◆ Stated problem ◆
Using the data beneath, show every line that includes the word "JSON".

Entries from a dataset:
start

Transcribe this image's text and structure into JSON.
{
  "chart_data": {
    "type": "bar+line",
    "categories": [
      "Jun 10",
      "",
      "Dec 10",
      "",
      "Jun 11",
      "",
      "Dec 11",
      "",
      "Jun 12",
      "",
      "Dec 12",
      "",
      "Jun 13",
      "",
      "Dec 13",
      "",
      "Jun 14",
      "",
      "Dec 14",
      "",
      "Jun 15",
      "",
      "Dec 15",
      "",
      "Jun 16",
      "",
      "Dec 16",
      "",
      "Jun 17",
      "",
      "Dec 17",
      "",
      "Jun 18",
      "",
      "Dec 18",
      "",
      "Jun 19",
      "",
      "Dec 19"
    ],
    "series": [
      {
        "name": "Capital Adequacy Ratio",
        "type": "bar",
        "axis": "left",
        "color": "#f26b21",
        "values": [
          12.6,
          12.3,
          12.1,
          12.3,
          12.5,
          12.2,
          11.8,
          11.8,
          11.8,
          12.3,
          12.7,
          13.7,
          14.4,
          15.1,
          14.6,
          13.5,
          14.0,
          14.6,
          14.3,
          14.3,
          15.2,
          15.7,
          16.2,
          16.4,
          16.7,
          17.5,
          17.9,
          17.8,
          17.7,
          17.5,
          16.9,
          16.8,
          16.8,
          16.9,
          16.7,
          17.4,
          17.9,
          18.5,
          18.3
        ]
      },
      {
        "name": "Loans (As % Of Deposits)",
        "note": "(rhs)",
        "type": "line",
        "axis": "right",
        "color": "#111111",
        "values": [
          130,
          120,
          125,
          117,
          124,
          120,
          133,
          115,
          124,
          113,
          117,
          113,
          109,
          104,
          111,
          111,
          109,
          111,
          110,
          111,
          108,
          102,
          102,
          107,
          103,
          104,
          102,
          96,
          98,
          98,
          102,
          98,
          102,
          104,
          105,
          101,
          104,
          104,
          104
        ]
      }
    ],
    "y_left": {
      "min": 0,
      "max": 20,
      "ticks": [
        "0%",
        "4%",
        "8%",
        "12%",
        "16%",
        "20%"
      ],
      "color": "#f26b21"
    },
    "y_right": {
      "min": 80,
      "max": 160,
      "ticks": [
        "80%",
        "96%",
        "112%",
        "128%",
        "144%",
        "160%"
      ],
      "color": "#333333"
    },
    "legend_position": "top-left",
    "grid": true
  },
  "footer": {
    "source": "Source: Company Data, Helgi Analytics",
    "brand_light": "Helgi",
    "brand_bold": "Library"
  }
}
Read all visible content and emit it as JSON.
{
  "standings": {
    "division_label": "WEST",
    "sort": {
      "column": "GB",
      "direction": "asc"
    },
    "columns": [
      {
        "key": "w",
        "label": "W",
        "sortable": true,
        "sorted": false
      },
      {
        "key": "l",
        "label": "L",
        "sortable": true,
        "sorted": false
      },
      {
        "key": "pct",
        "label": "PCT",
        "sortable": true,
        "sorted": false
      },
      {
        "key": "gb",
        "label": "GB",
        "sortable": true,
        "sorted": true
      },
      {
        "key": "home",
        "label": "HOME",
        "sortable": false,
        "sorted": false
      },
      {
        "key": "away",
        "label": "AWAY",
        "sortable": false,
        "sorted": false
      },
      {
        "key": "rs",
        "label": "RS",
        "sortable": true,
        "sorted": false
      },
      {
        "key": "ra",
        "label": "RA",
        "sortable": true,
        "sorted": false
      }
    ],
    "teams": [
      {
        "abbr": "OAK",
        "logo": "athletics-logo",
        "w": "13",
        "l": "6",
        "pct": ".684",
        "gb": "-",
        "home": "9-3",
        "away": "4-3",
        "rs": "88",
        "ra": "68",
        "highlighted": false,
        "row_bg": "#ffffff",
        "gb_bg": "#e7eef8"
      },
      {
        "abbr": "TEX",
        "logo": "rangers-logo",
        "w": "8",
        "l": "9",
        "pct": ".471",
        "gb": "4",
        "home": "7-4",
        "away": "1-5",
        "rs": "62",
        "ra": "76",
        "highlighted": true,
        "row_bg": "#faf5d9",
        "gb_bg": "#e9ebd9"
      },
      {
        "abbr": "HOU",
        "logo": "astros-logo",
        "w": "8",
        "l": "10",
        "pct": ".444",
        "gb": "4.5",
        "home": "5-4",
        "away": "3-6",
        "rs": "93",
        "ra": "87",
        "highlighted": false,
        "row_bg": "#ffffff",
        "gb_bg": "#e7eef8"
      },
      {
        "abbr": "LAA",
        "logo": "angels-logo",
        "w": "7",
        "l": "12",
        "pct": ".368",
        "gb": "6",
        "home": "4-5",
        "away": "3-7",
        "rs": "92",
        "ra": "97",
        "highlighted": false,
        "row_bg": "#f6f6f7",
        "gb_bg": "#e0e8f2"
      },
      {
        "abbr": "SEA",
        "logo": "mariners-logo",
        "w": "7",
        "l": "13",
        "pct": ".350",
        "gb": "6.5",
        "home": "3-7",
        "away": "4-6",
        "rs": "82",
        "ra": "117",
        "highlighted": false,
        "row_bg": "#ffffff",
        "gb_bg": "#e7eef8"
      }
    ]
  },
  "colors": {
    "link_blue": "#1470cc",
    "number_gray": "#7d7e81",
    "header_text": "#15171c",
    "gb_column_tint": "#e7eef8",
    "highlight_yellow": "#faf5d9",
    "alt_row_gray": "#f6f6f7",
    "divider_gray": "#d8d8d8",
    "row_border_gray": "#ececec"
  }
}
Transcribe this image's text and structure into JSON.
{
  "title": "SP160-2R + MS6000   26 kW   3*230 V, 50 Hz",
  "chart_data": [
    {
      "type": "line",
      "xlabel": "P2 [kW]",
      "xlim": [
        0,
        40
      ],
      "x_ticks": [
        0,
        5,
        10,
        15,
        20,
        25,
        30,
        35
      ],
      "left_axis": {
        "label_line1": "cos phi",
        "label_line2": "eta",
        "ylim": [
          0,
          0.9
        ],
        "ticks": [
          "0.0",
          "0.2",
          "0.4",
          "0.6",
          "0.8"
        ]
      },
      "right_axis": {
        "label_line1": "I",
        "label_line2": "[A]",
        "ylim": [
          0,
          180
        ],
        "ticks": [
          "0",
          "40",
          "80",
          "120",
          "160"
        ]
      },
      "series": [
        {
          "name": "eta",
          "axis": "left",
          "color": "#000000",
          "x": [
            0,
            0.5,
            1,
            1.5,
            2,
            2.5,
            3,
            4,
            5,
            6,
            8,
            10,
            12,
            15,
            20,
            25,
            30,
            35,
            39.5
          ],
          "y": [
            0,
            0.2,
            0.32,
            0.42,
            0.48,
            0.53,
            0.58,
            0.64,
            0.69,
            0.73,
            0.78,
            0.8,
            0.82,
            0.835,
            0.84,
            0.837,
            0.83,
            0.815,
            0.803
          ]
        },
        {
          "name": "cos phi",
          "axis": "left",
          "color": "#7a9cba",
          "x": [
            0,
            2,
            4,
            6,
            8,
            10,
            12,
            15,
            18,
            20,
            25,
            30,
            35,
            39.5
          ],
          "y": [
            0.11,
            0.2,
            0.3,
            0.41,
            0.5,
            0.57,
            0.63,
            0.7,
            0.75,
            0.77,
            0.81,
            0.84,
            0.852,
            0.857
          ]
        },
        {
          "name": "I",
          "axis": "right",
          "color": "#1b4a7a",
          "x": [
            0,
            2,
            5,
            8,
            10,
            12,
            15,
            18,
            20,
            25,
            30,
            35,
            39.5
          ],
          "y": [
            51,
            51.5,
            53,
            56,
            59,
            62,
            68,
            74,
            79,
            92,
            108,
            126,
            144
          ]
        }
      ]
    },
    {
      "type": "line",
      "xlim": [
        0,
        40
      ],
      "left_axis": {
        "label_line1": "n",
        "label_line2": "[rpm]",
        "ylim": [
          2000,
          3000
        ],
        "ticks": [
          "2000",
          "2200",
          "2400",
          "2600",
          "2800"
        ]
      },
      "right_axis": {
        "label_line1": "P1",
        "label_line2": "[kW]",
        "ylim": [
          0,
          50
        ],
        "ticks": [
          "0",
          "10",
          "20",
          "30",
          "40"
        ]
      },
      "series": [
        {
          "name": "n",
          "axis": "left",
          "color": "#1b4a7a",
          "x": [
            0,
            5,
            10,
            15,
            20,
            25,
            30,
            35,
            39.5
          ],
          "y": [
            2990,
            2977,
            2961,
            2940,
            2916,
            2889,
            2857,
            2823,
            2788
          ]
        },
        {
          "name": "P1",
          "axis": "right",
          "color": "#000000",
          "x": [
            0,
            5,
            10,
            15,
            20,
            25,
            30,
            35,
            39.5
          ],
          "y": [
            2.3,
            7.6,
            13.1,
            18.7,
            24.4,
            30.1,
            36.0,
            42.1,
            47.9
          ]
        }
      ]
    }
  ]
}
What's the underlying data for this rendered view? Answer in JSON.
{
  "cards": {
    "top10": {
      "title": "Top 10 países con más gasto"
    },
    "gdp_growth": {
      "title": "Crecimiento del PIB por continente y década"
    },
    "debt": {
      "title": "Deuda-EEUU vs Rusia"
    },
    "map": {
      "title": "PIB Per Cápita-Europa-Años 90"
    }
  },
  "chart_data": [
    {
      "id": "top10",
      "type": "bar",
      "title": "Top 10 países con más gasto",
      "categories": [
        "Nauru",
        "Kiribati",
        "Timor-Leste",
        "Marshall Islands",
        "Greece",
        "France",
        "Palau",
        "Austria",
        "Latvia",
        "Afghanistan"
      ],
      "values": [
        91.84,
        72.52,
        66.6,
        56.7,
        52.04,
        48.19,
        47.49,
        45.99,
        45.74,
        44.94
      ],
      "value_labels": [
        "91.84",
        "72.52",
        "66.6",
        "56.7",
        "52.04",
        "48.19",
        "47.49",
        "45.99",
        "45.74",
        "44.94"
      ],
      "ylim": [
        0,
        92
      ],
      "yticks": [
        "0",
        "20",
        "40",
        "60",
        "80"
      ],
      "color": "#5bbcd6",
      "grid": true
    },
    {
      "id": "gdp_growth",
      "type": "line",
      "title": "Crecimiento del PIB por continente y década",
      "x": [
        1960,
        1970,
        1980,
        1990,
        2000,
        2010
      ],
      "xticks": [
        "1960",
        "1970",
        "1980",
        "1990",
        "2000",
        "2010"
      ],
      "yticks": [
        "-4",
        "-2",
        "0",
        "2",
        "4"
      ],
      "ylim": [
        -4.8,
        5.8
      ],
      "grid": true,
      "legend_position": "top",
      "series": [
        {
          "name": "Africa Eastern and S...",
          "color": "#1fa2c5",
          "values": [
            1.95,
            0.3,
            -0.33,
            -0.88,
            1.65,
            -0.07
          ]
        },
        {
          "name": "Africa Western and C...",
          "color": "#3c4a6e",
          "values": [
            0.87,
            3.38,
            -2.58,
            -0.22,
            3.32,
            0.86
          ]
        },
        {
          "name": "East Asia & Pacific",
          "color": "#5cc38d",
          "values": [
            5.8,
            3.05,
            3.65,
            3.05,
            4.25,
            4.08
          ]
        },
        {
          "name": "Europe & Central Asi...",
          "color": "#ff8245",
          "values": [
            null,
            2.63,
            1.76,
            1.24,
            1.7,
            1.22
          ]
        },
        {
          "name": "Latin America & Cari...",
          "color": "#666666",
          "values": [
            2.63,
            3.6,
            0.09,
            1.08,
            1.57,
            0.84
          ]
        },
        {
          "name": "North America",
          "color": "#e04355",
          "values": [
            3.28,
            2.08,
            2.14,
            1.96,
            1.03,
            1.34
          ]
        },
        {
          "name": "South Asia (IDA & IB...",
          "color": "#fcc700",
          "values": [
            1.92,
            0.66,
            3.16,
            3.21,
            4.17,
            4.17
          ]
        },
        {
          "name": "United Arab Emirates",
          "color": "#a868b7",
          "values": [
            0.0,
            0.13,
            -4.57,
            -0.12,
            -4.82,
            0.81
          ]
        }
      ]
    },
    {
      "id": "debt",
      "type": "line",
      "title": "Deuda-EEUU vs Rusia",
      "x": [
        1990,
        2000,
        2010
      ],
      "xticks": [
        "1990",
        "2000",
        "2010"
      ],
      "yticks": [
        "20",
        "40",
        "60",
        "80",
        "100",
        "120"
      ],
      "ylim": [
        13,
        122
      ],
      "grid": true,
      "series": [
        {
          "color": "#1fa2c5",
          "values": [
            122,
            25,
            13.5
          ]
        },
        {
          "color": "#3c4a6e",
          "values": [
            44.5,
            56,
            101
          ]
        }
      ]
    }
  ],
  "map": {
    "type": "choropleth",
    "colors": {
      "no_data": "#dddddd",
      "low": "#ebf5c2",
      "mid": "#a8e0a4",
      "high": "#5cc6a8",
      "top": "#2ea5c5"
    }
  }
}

end

◆ Result below ◆
Transcribe this image's text and structure into JSON.
Read all visible content and emit it as JSON.
Transcribe this image's text and structure into JSON.
What's the underlying data for this rendered view? Answer in JSON.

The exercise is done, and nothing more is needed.